→ Written task
Please retype the data in full and exactly; the pictures are not part of the copy.

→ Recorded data
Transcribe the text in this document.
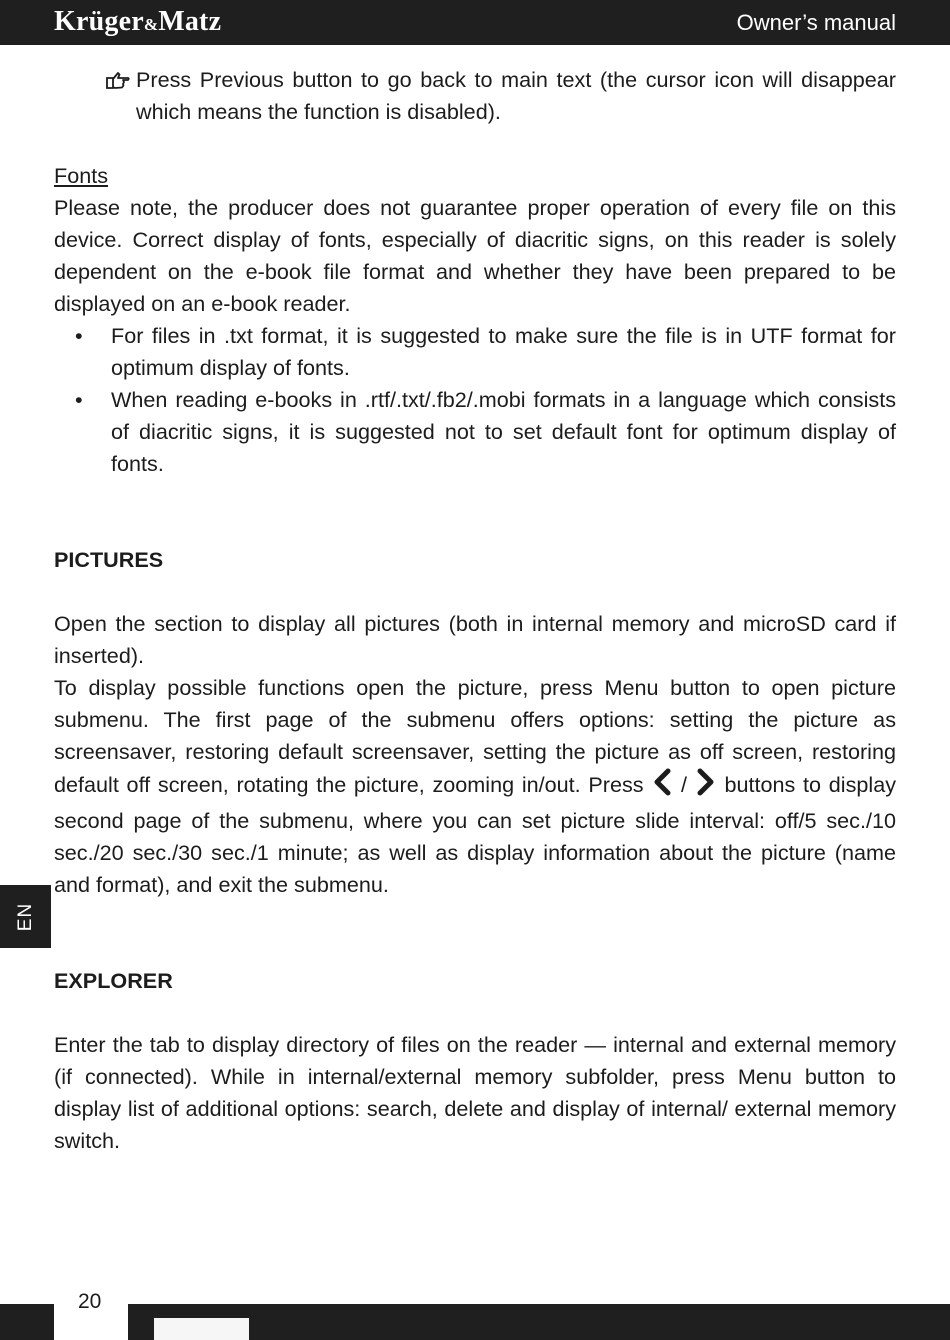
Krüger&Matz	Owner’s manual
Press Previous button to go back to main text (the cursor icon will disappear which means the function is disabled).

Fonts

Please note, the producer does not guarantee proper operation of every file on this device. Correct display of fonts, especially of diacritic signs, on this reader is solely dependent on the e-book file format and whether they have been prepared to be displayed on an e-book reader.

• For files in .txt format, it is suggested to make sure the file is in UTF format for optimum display of fonts.
• When reading e-books in .rtf/.txt/.fb2/.mobi formats in a language which consists of diacritic signs, it is suggested not to set default font for optimum display of fonts.

PICTURES

Open the section to display all pictures (both in internal memory and microSD card if inserted).

To display possible functions open the picture, press Menu button to open picture submenu. The first page of the submenu offers options: setting the picture as screensaver, restoring default screensaver, setting the picture as off screen, restoring default off screen, rotating the picture, zooming in/out. Press  /  buttons to display second page of the submenu, where you can set picture slide interval: off/5 sec./10 sec./20 sec./30 sec./1 minute; as well as display information about the picture (name and format), and exit the submenu.

EXPLORER

Enter the tab to display directory of files on the reader — internal and external memory (if connected). While in internal/external memory subfolder, press Menu button to display list of additional options: search, delete and display of internal/ external memory switch.

EN
20
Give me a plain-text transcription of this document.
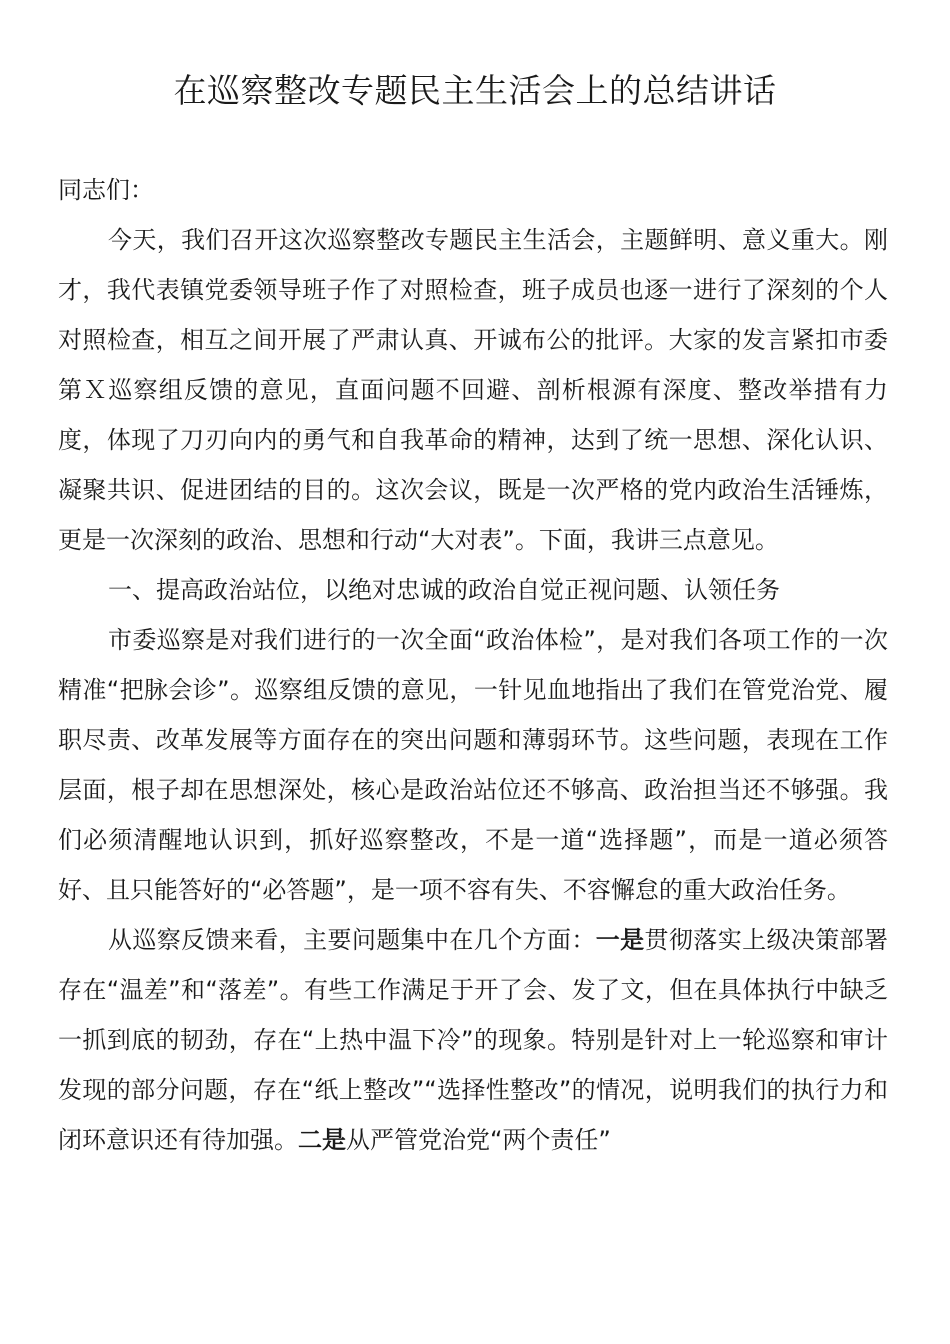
在巡察整改专题民主生活会上的总结讲话

同志们：

今天，我们召开这次巡察整改专题民主生活会，主题鲜明、意义重大。刚才，我代表镇党委领导班子作了对照检查，班子成员也逐一进行了深刻的个人对照检查，相互之间开展了严肃认真、开诚布公的批评。大家的发言紧扣市委第Ｘ巡察组反馈的意见，直面问题不回避、剖析根源有深度、整改举措有力度，体现了刀刃向内的勇气和自我革命的精神，达到了统一思想、深化认识、凝聚共识、促进团结的目的。这次会议，既是一次严格的党内政治生活锤炼，更是一次深刻的政治、思想和行动“大对表”。下面，我讲三点意见。

一、提高政治站位，以绝对忠诚的政治自觉正视问题、认领任务

市委巡察是对我们进行的一次全面“政治体检”，是对我们各项工作的一次精准“把脉会诊”。巡察组反馈的意见，一针见血地指出了我们在管党治党、履职尽责、改革发展等方面存在的突出问题和薄弱环节。这些问题，表现在工作层面，根子却在思想深处，核心是政治站位还不够高、政治担当还不够强。我们必须清醒地认识到，抓好巡察整改，不是一道“选择题”，而是一道必须答好、且只能答好的“必答题”，是一项不容有失、不容懈怠的重大政治任务。

从巡察反馈来看，主要问题集中在几个方面：一是贯彻落实上级决策部署存在“温差”和“落差”。有些工作满足于开了会、发了文，但在具体执行中缺乏一抓到底的韧劲，存在“上热中温下冷”的现象。特别是针对上一轮巡察和审计发现的部分问题，存在“纸上整改”“选择性整改”的情况，说明我们的执行力和闭环意识还有待加强。二是从严管党治党“两个责任”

→ Task response
Transcribe the text in this document.
Krüger&Matz	Owner’s manual
Press Previous button to go back to main text (the cursor icon will disappear which means the function is disabled).

Fonts

Please note, the producer does not guarantee proper operation of every file on this device. Correct display of fonts, especially of diacritic signs, on this reader is solely dependent on the e-book file format and whether they have been prepared to be displayed on an e-book reader.

• For files in .txt format, it is suggested to make sure the file is in UTF format for optimum display of fonts.
• When reading e-books in .rtf/.txt/.fb2/.mobi formats in a language which consists of diacritic signs, it is suggested not to set default font for optimum display of fonts.

PICTURES

Open the section to display all pictures (both in internal memory and microSD card if inserted).

To display possible functions open the picture, press Menu button to open picture submenu. The first page of the submenu offers options: setting the picture as screensaver, restoring default screensaver, setting the picture as off screen, restoring default off screen, rotating the picture, zooming in/out. Press  /  buttons to display second page of the submenu, where you can set picture slide interval: off/5 sec./10 sec./20 sec./30 sec./1 minute; as well as display information about the picture (name and format), and exit the submenu.

EXPLORER

Enter the tab to display directory of files on the reader — internal and external memory (if connected). While in internal/external memory subfolder, press Menu button to display list of additional options: search, delete and display of internal/ external memory switch.

EN
20
Give me a plain-text transcription of this document.
在巡察整改专题民主生活会上的总结讲话

同志们：

今天，我们召开这次巡察整改专题民主生活会，主题鲜明、意义重大。刚才，我代表镇党委领导班子作了对照检查，班子成员也逐一进行了深刻的个人对照检查，相互之间开展了严肃认真、开诚布公的批评。大家的发言紧扣市委第Ｘ巡察组反馈的意见，直面问题不回避、剖析根源有深度、整改举措有力度，体现了刀刃向内的勇气和自我革命的精神，达到了统一思想、深化认识、凝聚共识、促进团结的目的。这次会议，既是一次严格的党内政治生活锤炼，更是一次深刻的政治、思想和行动“大对表”。下面，我讲三点意见。

一、提高政治站位，以绝对忠诚的政治自觉正视问题、认领任务

市委巡察是对我们进行的一次全面“政治体检”，是对我们各项工作的一次精准“把脉会诊”。巡察组反馈的意见，一针见血地指出了我们在管党治党、履职尽责、改革发展等方面存在的突出问题和薄弱环节。这些问题，表现在工作层面，根子却在思想深处，核心是政治站位还不够高、政治担当还不够强。我们必须清醒地认识到，抓好巡察整改，不是一道“选择题”，而是一道必须答好、且只能答好的“必答题”，是一项不容有失、不容懈怠的重大政治任务。

从巡察反馈来看，主要问题集中在几个方面：一是贯彻落实上级决策部署存在“温差”和“落差”。有些工作满足于开了会、发了文，但在具体执行中缺乏一抓到底的韧劲，存在“上热中温下冷”的现象。特别是针对上一轮巡察和审计发现的部分问题，存在“纸上整改”“选择性整改”的情况，说明我们的执行力和闭环意识还有待加强。二是从严管党治党“两个责任”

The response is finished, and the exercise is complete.